• Brief: Check every line of the material below for the string "this", and return the ones that have it.

• Record list:

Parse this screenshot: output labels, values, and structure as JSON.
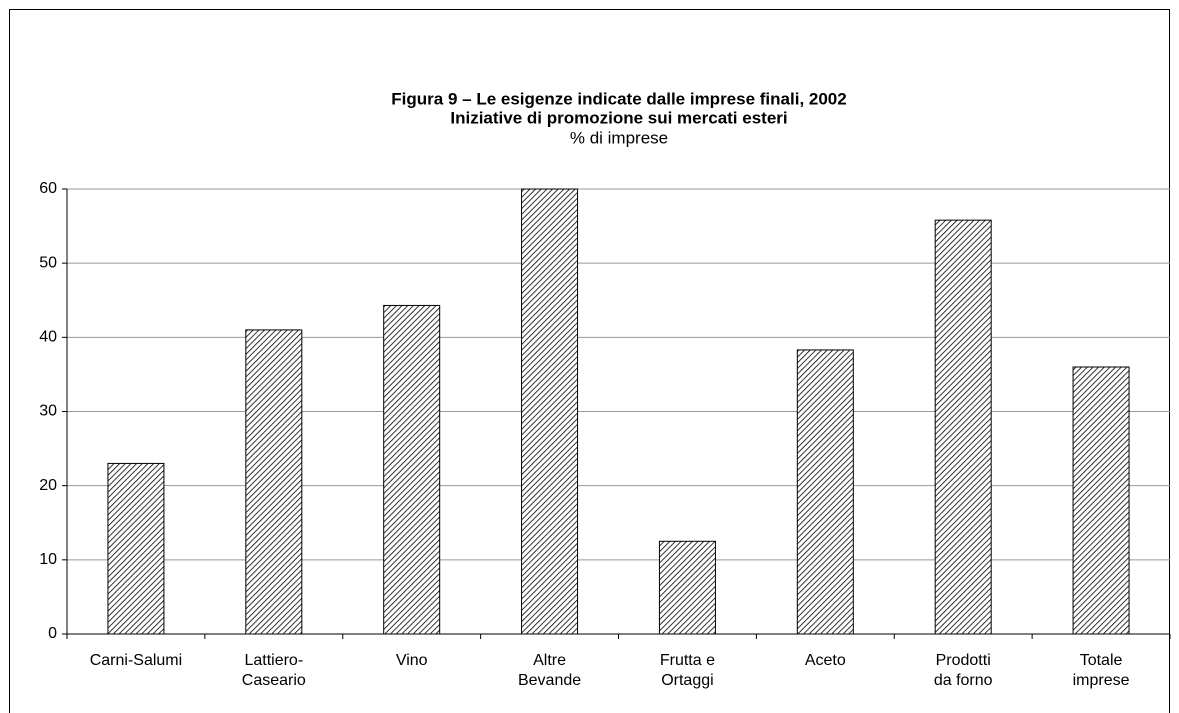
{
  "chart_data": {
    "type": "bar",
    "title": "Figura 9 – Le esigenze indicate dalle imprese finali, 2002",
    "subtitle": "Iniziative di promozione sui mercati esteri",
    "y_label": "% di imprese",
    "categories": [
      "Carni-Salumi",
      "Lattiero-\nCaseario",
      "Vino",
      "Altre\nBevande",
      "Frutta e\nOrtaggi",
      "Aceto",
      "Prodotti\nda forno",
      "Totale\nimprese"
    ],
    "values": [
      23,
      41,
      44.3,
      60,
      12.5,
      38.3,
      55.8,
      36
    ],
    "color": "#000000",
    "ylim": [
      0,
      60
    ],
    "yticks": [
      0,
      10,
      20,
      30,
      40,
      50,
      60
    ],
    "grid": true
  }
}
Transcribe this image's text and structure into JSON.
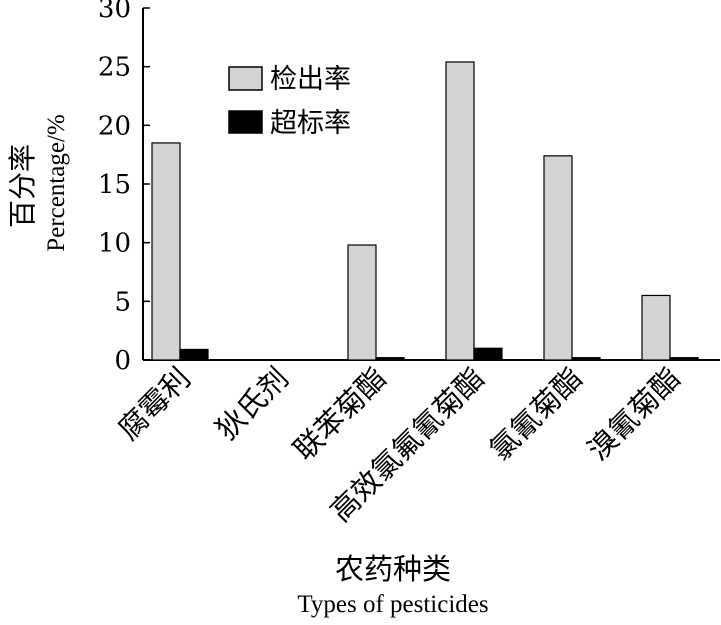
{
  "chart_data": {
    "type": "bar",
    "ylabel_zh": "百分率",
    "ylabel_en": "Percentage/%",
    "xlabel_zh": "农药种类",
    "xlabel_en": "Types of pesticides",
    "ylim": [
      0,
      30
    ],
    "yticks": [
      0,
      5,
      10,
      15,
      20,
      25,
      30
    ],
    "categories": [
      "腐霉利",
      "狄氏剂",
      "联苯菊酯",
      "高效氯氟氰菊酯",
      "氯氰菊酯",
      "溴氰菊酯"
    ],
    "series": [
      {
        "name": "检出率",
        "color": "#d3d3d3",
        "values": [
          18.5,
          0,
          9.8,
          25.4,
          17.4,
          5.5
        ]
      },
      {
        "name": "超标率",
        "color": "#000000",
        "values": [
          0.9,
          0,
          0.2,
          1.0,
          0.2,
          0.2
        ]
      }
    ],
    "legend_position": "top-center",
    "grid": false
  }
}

* * *

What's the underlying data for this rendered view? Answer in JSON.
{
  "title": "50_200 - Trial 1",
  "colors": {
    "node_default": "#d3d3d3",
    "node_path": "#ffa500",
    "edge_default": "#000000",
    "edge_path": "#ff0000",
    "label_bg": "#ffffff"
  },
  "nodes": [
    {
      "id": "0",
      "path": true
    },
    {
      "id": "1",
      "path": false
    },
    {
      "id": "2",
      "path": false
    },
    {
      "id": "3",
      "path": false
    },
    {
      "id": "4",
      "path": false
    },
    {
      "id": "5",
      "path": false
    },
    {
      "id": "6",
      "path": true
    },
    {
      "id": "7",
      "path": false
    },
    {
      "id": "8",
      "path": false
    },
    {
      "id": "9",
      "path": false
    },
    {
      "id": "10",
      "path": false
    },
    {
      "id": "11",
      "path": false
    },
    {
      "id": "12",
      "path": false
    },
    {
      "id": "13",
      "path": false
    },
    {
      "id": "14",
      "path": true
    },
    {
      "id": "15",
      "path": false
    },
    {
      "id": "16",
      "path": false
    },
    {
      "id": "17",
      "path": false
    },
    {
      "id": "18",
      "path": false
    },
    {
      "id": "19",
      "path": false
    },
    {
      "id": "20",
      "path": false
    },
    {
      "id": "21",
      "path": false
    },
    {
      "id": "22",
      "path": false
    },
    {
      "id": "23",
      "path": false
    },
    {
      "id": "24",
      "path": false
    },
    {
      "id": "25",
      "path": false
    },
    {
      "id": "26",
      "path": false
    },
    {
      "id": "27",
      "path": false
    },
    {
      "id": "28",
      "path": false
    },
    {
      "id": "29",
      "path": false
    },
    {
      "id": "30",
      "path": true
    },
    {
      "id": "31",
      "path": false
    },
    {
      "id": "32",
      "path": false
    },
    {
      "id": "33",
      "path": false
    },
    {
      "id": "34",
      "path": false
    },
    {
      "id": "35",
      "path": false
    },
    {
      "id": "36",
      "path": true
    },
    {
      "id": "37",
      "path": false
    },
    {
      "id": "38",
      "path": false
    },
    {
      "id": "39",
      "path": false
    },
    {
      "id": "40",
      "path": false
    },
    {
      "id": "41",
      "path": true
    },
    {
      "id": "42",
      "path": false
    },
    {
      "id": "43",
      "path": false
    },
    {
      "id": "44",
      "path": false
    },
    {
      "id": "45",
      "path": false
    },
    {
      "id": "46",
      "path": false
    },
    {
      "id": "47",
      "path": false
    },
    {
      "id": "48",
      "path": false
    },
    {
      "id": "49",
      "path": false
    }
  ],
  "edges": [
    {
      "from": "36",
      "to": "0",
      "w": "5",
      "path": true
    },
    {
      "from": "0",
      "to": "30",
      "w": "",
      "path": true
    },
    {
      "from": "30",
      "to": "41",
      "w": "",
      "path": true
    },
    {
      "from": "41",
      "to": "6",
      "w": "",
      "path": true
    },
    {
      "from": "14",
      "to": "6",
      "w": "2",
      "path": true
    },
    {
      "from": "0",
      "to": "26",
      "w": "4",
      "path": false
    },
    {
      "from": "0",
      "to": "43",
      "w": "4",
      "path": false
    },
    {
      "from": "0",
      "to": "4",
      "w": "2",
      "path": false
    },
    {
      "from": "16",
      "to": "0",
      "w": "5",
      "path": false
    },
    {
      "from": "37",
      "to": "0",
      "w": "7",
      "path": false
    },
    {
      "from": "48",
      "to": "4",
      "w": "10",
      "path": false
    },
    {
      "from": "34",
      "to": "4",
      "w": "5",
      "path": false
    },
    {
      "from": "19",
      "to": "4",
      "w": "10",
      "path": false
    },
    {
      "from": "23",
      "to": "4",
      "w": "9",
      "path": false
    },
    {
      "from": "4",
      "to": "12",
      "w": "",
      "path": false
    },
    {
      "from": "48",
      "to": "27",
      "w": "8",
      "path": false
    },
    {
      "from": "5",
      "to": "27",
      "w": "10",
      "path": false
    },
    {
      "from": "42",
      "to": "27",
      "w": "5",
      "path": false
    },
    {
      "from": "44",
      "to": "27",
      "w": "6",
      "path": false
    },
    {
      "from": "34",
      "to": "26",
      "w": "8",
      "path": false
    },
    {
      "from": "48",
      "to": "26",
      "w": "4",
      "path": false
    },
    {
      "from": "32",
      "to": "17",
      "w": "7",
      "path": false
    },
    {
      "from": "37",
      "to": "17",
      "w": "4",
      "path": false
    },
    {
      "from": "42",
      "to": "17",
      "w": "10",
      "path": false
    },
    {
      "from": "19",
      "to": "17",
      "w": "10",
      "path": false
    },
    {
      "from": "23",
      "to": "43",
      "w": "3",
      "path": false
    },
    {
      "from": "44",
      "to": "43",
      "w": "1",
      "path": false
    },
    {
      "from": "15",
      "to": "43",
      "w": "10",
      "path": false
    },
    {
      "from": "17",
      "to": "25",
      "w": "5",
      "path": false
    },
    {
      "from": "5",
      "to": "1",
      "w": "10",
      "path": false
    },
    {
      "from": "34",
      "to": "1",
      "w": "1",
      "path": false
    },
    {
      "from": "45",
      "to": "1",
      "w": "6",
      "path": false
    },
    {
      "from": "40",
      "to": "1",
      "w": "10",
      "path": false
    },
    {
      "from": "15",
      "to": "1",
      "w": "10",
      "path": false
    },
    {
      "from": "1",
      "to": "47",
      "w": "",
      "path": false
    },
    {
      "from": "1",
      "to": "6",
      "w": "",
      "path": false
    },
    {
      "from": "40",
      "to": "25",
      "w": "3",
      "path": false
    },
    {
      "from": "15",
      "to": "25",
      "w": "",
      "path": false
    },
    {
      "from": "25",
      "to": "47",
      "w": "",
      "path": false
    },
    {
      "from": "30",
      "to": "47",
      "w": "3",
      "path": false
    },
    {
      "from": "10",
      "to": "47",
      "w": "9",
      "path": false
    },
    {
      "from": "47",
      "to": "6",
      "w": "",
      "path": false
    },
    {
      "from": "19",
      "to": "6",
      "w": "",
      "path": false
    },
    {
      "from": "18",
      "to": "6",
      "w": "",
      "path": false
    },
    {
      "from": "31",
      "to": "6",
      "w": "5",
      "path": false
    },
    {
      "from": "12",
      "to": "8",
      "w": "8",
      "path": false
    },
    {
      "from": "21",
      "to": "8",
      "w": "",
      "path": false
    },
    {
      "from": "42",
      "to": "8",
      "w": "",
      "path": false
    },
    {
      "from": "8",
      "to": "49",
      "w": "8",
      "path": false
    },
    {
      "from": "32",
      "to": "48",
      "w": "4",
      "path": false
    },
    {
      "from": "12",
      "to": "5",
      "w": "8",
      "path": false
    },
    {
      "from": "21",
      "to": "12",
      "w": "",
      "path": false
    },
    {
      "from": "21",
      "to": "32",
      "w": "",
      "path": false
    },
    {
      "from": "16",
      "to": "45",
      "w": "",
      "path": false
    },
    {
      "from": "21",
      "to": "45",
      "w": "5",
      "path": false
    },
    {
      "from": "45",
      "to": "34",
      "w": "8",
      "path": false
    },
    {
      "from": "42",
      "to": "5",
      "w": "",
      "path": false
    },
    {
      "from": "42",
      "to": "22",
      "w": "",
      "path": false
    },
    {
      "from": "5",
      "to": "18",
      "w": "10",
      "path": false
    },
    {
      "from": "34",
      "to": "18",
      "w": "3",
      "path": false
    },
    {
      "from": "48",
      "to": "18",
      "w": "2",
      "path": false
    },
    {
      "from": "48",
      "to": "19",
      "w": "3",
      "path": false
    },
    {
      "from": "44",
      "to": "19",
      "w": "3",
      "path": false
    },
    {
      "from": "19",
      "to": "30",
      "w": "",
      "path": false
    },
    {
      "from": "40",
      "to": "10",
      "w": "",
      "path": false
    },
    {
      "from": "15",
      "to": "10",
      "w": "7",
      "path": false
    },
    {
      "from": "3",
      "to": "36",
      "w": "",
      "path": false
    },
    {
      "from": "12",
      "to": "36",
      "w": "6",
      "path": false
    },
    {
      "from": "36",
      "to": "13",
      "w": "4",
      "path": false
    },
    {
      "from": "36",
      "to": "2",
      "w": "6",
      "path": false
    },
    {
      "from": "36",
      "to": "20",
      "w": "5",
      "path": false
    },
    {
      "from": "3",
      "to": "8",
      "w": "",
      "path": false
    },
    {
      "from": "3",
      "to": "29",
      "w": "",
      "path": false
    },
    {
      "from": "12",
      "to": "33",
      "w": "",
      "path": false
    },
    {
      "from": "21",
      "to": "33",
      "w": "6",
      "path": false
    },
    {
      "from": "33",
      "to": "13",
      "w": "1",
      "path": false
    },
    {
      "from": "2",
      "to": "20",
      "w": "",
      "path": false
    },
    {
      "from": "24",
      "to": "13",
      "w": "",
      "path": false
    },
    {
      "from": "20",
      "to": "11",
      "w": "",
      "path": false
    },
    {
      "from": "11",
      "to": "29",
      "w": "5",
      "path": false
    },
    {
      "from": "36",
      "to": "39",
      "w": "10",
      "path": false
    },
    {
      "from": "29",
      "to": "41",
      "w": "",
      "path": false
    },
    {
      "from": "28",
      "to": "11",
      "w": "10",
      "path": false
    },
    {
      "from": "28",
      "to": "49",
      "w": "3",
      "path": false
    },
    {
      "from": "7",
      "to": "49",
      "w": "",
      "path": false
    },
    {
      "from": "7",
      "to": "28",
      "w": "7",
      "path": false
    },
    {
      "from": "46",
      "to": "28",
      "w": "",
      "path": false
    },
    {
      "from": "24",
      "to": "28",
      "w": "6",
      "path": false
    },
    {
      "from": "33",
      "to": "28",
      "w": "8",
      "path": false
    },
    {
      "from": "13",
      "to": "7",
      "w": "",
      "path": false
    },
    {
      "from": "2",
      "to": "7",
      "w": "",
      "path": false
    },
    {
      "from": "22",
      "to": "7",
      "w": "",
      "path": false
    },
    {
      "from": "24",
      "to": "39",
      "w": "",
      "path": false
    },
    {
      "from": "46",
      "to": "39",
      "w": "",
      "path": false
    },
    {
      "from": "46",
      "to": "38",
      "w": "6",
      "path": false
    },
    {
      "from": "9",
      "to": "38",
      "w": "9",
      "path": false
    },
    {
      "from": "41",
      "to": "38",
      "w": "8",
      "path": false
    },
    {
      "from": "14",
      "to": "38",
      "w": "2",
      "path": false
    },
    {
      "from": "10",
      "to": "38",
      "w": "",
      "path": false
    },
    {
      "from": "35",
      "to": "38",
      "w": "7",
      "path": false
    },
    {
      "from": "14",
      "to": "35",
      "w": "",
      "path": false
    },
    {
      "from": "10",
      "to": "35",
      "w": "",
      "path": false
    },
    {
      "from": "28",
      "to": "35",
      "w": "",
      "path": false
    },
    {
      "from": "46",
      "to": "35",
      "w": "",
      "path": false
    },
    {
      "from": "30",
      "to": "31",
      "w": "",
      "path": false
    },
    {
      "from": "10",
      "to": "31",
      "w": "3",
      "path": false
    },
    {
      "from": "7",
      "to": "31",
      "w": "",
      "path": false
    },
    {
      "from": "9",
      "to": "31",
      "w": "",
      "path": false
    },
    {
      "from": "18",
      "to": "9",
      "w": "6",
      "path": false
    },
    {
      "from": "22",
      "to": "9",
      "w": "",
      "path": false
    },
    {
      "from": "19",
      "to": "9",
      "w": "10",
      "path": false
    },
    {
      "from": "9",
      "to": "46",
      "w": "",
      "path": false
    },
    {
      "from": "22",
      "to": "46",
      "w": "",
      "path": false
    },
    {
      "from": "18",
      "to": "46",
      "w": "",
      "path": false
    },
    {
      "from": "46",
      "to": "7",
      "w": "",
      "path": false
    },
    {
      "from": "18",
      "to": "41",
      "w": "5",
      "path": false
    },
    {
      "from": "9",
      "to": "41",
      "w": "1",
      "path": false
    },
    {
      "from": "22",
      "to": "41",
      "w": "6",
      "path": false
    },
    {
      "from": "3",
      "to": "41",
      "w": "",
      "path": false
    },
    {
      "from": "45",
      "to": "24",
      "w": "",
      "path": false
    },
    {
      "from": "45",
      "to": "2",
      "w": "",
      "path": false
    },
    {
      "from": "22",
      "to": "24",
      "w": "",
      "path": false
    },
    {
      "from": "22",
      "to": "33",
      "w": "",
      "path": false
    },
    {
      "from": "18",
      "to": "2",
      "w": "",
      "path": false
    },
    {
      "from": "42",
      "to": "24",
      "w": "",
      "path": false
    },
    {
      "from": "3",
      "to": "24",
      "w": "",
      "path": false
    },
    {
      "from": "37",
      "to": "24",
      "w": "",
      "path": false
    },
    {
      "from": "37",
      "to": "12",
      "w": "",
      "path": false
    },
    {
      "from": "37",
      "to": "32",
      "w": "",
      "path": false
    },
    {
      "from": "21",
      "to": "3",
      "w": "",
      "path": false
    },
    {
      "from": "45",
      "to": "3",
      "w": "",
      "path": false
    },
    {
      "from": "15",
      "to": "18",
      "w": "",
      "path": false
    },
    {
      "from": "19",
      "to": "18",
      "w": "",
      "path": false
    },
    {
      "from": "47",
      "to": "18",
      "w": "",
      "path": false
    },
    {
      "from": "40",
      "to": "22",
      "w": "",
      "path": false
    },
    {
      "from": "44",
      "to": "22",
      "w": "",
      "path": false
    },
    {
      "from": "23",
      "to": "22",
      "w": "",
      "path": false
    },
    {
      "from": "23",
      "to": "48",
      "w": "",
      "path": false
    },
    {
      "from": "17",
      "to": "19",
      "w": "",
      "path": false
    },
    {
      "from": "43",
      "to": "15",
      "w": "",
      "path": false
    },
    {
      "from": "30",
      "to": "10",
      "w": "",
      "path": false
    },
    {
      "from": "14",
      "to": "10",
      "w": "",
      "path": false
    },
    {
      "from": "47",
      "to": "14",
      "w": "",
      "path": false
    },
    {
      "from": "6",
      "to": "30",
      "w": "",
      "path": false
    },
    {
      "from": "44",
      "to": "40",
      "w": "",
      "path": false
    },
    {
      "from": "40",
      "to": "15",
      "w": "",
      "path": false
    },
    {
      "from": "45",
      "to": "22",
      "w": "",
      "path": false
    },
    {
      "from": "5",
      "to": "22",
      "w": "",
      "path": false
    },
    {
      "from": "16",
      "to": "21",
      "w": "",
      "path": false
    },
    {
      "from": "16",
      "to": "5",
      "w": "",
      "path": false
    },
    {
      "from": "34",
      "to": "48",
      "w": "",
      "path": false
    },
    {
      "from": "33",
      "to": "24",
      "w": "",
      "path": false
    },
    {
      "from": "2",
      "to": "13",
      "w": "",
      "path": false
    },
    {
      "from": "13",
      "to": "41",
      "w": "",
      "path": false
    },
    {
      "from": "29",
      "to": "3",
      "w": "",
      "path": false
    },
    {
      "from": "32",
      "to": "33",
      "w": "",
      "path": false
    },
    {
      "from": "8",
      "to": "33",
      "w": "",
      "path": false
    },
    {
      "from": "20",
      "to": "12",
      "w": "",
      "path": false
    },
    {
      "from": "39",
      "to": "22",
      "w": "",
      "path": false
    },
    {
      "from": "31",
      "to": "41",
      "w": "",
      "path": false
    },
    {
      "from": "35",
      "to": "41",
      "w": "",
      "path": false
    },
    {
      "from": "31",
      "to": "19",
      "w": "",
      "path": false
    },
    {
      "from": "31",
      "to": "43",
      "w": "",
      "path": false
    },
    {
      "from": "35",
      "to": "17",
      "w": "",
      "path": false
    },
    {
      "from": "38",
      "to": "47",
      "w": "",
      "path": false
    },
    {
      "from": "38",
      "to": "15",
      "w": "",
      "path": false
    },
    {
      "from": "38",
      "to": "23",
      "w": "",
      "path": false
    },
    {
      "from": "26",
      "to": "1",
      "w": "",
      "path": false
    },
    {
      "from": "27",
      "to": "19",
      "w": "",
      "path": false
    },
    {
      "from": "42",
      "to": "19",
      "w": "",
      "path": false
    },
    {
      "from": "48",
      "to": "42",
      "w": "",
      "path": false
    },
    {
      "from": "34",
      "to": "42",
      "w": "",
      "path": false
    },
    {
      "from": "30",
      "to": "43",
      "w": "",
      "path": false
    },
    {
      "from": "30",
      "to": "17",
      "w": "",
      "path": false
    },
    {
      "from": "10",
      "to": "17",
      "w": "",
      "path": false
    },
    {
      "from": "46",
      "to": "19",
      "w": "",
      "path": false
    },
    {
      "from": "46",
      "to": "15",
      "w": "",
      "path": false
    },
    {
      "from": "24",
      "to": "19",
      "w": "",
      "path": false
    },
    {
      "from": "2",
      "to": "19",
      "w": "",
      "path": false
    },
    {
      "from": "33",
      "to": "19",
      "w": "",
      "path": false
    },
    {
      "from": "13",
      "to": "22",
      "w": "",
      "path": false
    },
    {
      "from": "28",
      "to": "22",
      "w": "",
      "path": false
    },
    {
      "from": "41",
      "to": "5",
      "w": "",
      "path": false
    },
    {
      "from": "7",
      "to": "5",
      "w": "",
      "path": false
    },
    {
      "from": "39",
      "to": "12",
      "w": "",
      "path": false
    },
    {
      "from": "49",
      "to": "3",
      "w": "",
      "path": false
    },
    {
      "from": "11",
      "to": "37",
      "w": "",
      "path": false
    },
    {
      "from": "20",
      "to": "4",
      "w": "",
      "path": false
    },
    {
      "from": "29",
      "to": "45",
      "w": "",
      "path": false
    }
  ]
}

• Exercise solution:
Parse this screenshot: output labels, values, and structure as JSON.
Transcribe this image's text and structure into JSON.
What's the underlying data for this rendered view? Answer in JSON.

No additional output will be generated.